**Recorded data:**
>>>>
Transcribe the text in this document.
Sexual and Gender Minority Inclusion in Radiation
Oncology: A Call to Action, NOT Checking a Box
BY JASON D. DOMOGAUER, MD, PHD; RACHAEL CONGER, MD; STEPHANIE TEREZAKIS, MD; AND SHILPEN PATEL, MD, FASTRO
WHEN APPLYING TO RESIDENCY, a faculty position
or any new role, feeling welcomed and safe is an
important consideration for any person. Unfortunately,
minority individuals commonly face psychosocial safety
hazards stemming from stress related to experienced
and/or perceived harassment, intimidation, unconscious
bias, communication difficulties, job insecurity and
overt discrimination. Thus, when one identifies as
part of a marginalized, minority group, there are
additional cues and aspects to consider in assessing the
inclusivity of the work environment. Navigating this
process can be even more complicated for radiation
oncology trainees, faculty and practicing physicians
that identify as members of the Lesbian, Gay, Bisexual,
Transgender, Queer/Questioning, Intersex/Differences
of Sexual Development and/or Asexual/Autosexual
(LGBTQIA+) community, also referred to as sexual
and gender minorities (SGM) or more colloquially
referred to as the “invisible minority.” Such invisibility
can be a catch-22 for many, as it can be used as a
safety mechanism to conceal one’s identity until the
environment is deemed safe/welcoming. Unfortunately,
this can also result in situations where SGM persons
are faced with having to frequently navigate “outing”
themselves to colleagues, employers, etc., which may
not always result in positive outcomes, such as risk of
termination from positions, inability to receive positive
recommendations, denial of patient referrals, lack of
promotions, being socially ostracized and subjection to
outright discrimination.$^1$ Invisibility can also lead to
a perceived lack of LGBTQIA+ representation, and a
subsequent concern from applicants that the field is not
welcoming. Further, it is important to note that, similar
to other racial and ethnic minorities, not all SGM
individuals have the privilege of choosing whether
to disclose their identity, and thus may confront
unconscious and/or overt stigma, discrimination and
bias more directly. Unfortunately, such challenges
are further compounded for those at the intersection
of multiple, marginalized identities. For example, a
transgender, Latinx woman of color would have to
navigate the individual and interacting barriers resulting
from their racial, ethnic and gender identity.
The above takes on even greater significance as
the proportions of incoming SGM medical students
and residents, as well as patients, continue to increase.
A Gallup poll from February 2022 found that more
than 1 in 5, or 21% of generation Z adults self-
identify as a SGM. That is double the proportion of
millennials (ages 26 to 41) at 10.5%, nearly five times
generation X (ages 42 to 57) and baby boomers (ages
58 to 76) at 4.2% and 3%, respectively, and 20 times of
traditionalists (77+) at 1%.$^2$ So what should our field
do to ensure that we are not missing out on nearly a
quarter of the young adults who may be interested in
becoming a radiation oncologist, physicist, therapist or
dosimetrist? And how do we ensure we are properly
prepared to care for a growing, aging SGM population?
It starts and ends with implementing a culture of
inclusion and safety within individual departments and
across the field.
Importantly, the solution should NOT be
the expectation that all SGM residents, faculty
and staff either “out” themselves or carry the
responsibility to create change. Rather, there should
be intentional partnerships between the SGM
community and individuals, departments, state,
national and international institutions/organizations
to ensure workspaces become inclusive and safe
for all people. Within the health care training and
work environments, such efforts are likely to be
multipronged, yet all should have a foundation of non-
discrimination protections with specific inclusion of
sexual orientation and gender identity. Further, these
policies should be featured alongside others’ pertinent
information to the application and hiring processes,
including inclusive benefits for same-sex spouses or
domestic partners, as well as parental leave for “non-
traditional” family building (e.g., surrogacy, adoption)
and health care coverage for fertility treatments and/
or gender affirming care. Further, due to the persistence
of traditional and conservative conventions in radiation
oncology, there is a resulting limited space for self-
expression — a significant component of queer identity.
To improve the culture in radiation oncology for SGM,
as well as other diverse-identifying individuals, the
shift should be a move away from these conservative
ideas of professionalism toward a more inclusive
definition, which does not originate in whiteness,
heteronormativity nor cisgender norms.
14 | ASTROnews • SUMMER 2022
<<<<
**Task directions:** Find every line in the records that has the word "safety". Copy those lines.

**Written solution:**
minority individuals commonly face psychosocial safety
safety mechanism to conceal one’s identity until the
inclusion and safety within individual departments and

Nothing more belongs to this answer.